- WORK TO BE COMPLETED -
Each record below should be output verbatim, without pictures.

[Start of RECORDS SUPPLIED]

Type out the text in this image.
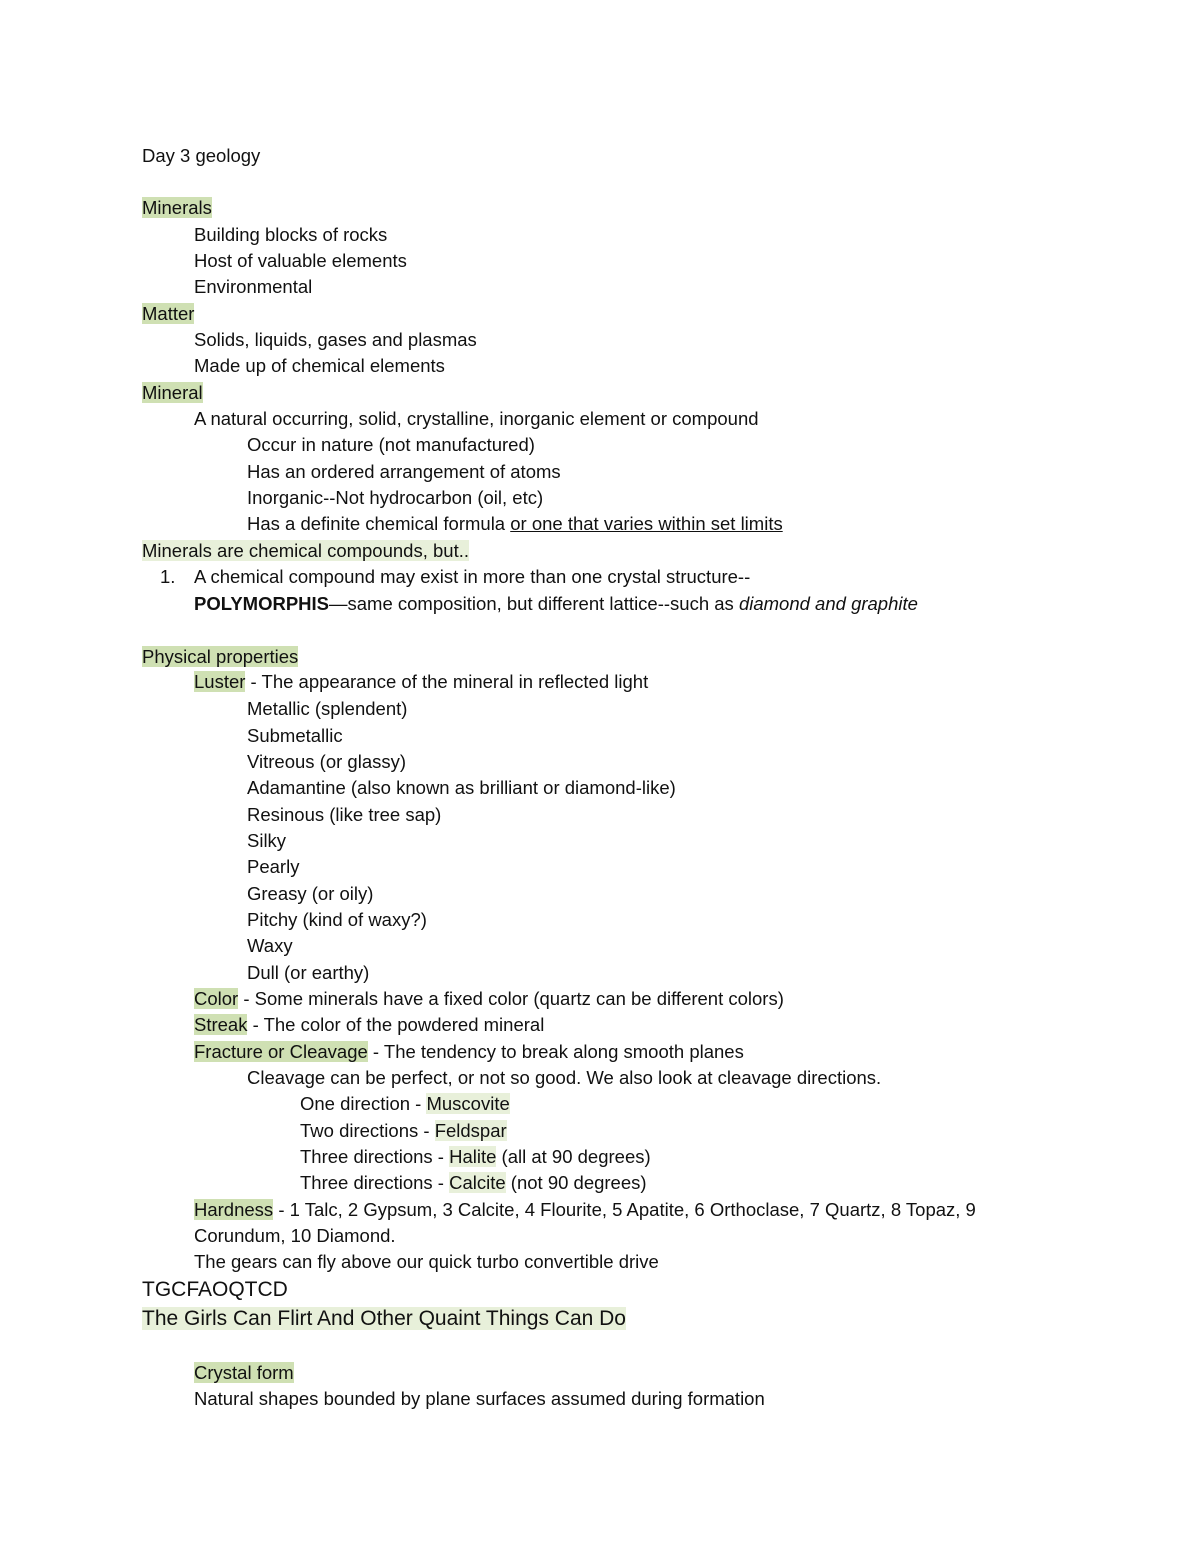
Day 3 geology
Minerals
Building blocks of rocks
Host of valuable elements
Environmental
Matter
Solids, liquids, gases and plasmas
Made up of chemical elements
Mineral
A natural occurring, solid, crystalline, inorganic element or compound
Occur in nature (not manufactured)
Has an ordered arrangement of atoms
Inorganic--Not hydrocarbon (oil, etc)
Has a definite chemical formula or one that varies within set limits
Minerals are chemical compounds, but..
1. A chemical compound may exist in more than one crystal structure--
POLYMORPHIS—same composition, but different lattice--such as diamond and graphite
Physical properties
Luster - The appearance of the mineral in reflected light
Metallic (splendent)
Submetallic
Vitreous (or glassy)
Adamantine (also known as brilliant or diamond-like)
Resinous (like tree sap)
Silky
Pearly
Greasy (or oily)
Pitchy (kind of waxy?)
Waxy
Dull (or earthy)
Color - Some minerals have a fixed color (quartz can be different colors)
Streak - The color of the powdered mineral
Fracture or Cleavage - The tendency to break along smooth planes
Cleavage can be perfect, or not so good. We also look at cleavage directions.
One direction - Muscovite
Two directions - Feldspar
Three directions - Halite (all at 90 degrees)
Three directions - Calcite (not 90 degrees)
Hardness - 1 Talc, 2 Gypsum, 3 Calcite, 4 Flourite, 5 Apatite, 6 Orthoclase, 7 Quartz, 8 Topaz, 9
Corundum, 10 Diamond.
The gears can fly above our quick turbo convertible drive
TGCFAOQTCD
The Girls Can Flirt And Other Quaint Things Can Do
Crystal form
Natural shapes bounded by plane surfaces assumed during formation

[End of RECORDS SUPPLIED]

- RESULT OF THIS TASK -
Type out the text in this image.
Day 3 geology
Minerals
Building blocks of rocks
Host of valuable elements
Environmental
Matter
Solids, liquids, gases and plasmas
Made up of chemical elements
Mineral
A natural occurring, solid, crystalline, inorganic element or compound
Occur in nature (not manufactured)
Has an ordered arrangement of atoms
Inorganic--Not hydrocarbon (oil, etc)
Has a definite chemical formula or one that varies within set limits
Minerals are chemical compounds, but..
1. A chemical compound may exist in more than one crystal structure--
POLYMORPHIS—same composition, but different lattice--such as diamond and graphite
Physical properties
Luster - The appearance of the mineral in reflected light
Metallic (splendent)
Submetallic
Vitreous (or glassy)
Adamantine (also known as brilliant or diamond-like)
Resinous (like tree sap)
Silky
Pearly
Greasy (or oily)
Pitchy (kind of waxy?)
Waxy
Dull (or earthy)
Color - Some minerals have a fixed color (quartz can be different colors)
Streak - The color of the powdered mineral
Fracture or Cleavage - The tendency to break along smooth planes
Cleavage can be perfect, or not so good. We also look at cleavage directions.
One direction - Muscovite
Two directions - Feldspar
Three directions - Halite (all at 90 degrees)
Three directions - Calcite (not 90 degrees)
Hardness - 1 Talc, 2 Gypsum, 3 Calcite, 4 Flourite, 5 Apatite, 6 Orthoclase, 7 Quartz, 8 Topaz, 9
Corundum, 10 Diamond.
The gears can fly above our quick turbo convertible drive
TGCFAOQTCD
The Girls Can Flirt And Other Quaint Things Can Do
Crystal form
Natural shapes bounded by plane surfaces assumed during formation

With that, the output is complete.